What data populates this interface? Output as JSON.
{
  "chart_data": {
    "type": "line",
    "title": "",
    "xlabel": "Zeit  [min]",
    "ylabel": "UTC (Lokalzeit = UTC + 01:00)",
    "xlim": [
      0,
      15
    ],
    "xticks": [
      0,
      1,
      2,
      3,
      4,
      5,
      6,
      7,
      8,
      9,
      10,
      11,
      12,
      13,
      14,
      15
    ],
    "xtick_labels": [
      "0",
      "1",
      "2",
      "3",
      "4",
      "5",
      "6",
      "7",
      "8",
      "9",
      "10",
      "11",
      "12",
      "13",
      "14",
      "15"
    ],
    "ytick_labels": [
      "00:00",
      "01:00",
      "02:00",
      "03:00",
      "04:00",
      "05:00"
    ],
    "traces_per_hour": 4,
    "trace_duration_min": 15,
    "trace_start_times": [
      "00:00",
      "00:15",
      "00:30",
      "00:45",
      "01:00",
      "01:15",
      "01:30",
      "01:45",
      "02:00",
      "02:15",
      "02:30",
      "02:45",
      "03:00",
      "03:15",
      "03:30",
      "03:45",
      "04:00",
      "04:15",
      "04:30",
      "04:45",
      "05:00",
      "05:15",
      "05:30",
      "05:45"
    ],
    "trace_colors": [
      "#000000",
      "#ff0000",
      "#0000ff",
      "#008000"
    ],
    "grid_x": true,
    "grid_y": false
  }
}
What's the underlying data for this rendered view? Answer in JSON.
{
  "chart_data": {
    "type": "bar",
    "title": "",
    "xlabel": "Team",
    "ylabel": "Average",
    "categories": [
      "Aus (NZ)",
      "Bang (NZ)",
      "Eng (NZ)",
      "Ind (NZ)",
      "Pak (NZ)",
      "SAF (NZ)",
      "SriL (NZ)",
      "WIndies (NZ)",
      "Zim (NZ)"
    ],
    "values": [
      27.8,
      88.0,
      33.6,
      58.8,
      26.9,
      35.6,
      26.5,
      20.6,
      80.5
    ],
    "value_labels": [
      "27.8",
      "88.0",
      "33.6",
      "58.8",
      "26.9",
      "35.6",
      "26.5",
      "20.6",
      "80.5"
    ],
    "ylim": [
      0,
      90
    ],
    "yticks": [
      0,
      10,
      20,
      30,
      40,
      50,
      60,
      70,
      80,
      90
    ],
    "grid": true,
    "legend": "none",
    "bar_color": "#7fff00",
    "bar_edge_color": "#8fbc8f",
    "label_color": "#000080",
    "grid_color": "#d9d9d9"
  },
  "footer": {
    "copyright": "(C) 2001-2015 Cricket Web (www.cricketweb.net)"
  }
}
=-=-=-=-=
◆ Problem ◆
Print again each line of the listing above, exactly as it appears.

◆ Response to the exercise ◆
What data populates this interface? Output as JSON.
{
  "chart_data": {
    "type": "line",
    "title": "",
    "xlabel": "Zeit  [min]",
    "ylabel": "UTC (Lokalzeit = UTC + 01:00)",
    "xlim": [
      0,
      15
    ],
    "xticks": [
      0,
      1,
      2,
      3,
      4,
      5,
      6,
      7,
      8,
      9,
      10,
      11,
      12,
      13,
      14,
      15
    ],
    "xtick_labels": [
      "0",
      "1",
      "2",
      "3",
      "4",
      "5",
      "6",
      "7",
      "8",
      "9",
      "10",
      "11",
      "12",
      "13",
      "14",
      "15"
    ],
    "ytick_labels": [
      "00:00",
      "01:00",
      "02:00",
      "03:00",
      "04:00",
      "05:00"
    ],
    "traces_per_hour": 4,
    "trace_duration_min": 15,
    "trace_start_times": [
      "00:00",
      "00:15",
      "00:30",
      "00:45",
      "01:00",
      "01:15",
      "01:30",
      "01:45",
      "02:00",
      "02:15",
      "02:30",
      "02:45",
      "03:00",
      "03:15",
      "03:30",
      "03:45",
      "04:00",
      "04:15",
      "04:30",
      "04:45",
      "05:00",
      "05:15",
      "05:30",
      "05:45"
    ],
    "trace_colors": [
      "#000000",
      "#ff0000",
      "#0000ff",
      "#008000"
    ],
    "grid_x": true,
    "grid_y": false
  }
}
What's the underlying data for this rendered view? Answer in JSON.
{
  "chart_data": {
    "type": "bar",
    "title": "",
    "xlabel": "Team",
    "ylabel": "Average",
    "categories": [
      "Aus (NZ)",
      "Bang (NZ)",
      "Eng (NZ)",
      "Ind (NZ)",
      "Pak (NZ)",
      "SAF (NZ)",
      "SriL (NZ)",
      "WIndies (NZ)",
      "Zim (NZ)"
    ],
    "values": [
      27.8,
      88.0,
      33.6,
      58.8,
      26.9,
      35.6,
      26.5,
      20.6,
      80.5
    ],
    "value_labels": [
      "27.8",
      "88.0",
      "33.6",
      "58.8",
      "26.9",
      "35.6",
      "26.5",
      "20.6",
      "80.5"
    ],
    "ylim": [
      0,
      90
    ],
    "yticks": [
      0,
      10,
      20,
      30,
      40,
      50,
      60,
      70,
      80,
      90
    ],
    "grid": true,
    "legend": "none",
    "bar_color": "#7fff00",
    "bar_edge_color": "#8fbc8f",
    "label_color": "#000080",
    "grid_color": "#d9d9d9"
  },
  "footer": {
    "copyright": "(C) 2001-2015 Cricket Web (www.cricketweb.net)"
  }
}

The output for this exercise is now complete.